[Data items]
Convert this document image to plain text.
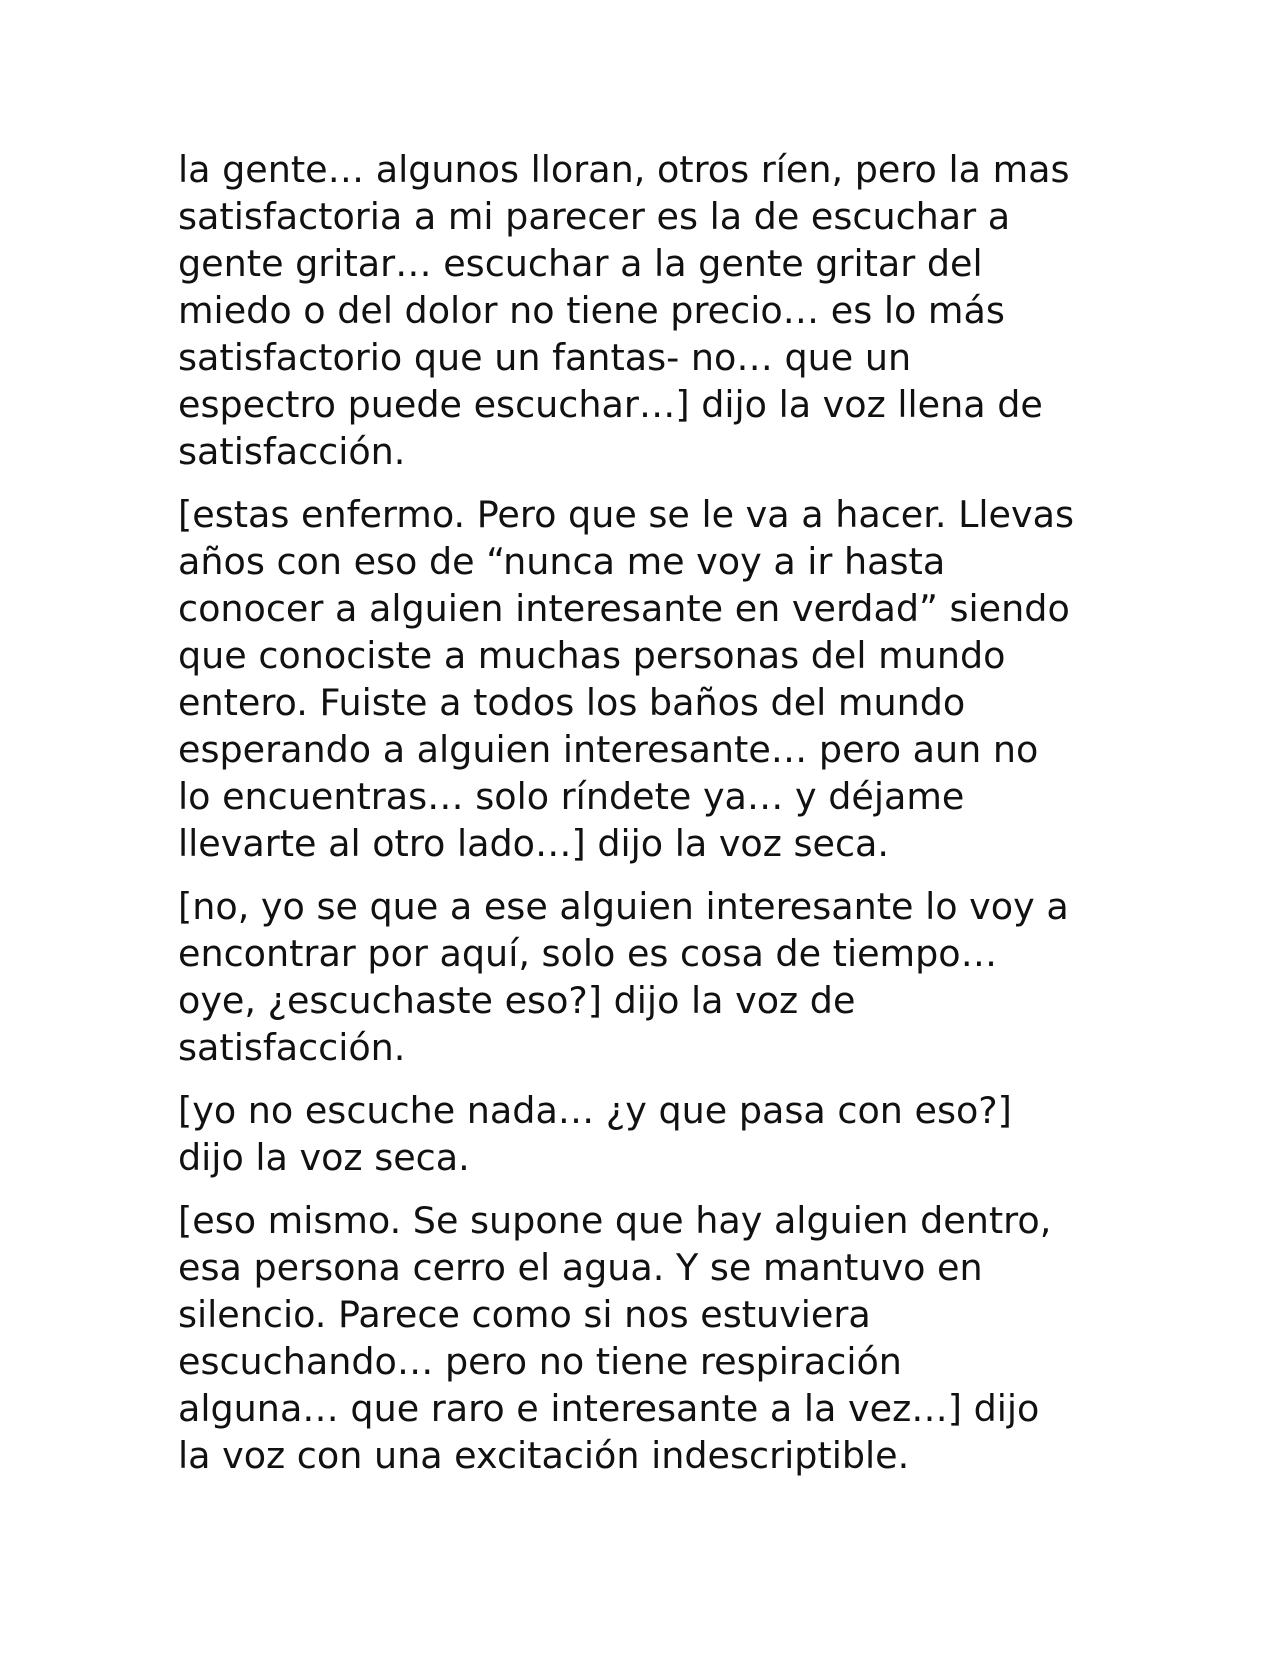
la gente… algunos lloran, otros ríen, pero la mas
satisfactoria a mi parecer es la de escuchar a
gente gritar… escuchar a la gente gritar del
miedo o del dolor no tiene precio… es lo más
satisfactorio que un fantas- no… que un
espectro puede escuchar…] dijo la voz llena de
satisfacción.

[estas enfermo. Pero que se le va a hacer. Llevas
años con eso de “nunca me voy a ir hasta
conocer a alguien interesante en verdad” siendo
que conociste a muchas personas del mundo
entero. Fuiste a todos los baños del mundo
esperando a alguien interesante… pero aun no
lo encuentras… solo ríndete ya… y déjame
llevarte al otro lado…] dijo la voz seca.

[no, yo se que a ese alguien interesante lo voy a
encontrar por aquí, solo es cosa de tiempo…
oye, ¿escuchaste eso?] dijo la voz de
satisfacción.

[yo no escuche nada… ¿y que pasa con eso?]
dijo la voz seca.

[eso mismo. Se supone que hay alguien dentro,
esa persona cerro el agua. Y se mantuvo en
silencio. Parece como si nos estuviera
escuchando… pero no tiene respiración
alguna… que raro e interesante a la vez…] dijo
la voz con una excitación indescriptible.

> [WHAT TO WORK ON]: Your copy of the data above should match it exactly, except that pictures are left out.

> [TASK SOLUTION]:
Convert this document image to plain text.
la gente… algunos lloran, otros ríen, pero la mas
satisfactoria a mi parecer es la de escuchar a
gente gritar… escuchar a la gente gritar del
miedo o del dolor no tiene precio… es lo más
satisfactorio que un fantas- no… que un
espectro puede escuchar…] dijo la voz llena de
satisfacción.

[estas enfermo. Pero que se le va a hacer. Llevas
años con eso de “nunca me voy a ir hasta
conocer a alguien interesante en verdad” siendo
que conociste a muchas personas del mundo
entero. Fuiste a todos los baños del mundo
esperando a alguien interesante… pero aun no
lo encuentras… solo ríndete ya… y déjame
llevarte al otro lado…] dijo la voz seca.

[no, yo se que a ese alguien interesante lo voy a
encontrar por aquí, solo es cosa de tiempo…
oye, ¿escuchaste eso?] dijo la voz de
satisfacción.

[yo no escuche nada… ¿y que pasa con eso?]
dijo la voz seca.

[eso mismo. Se supone que hay alguien dentro,
esa persona cerro el agua. Y se mantuvo en
silencio. Parece como si nos estuviera
escuchando… pero no tiene respiración
alguna… que raro e interesante a la vez…] dijo
la voz con una excitación indescriptible.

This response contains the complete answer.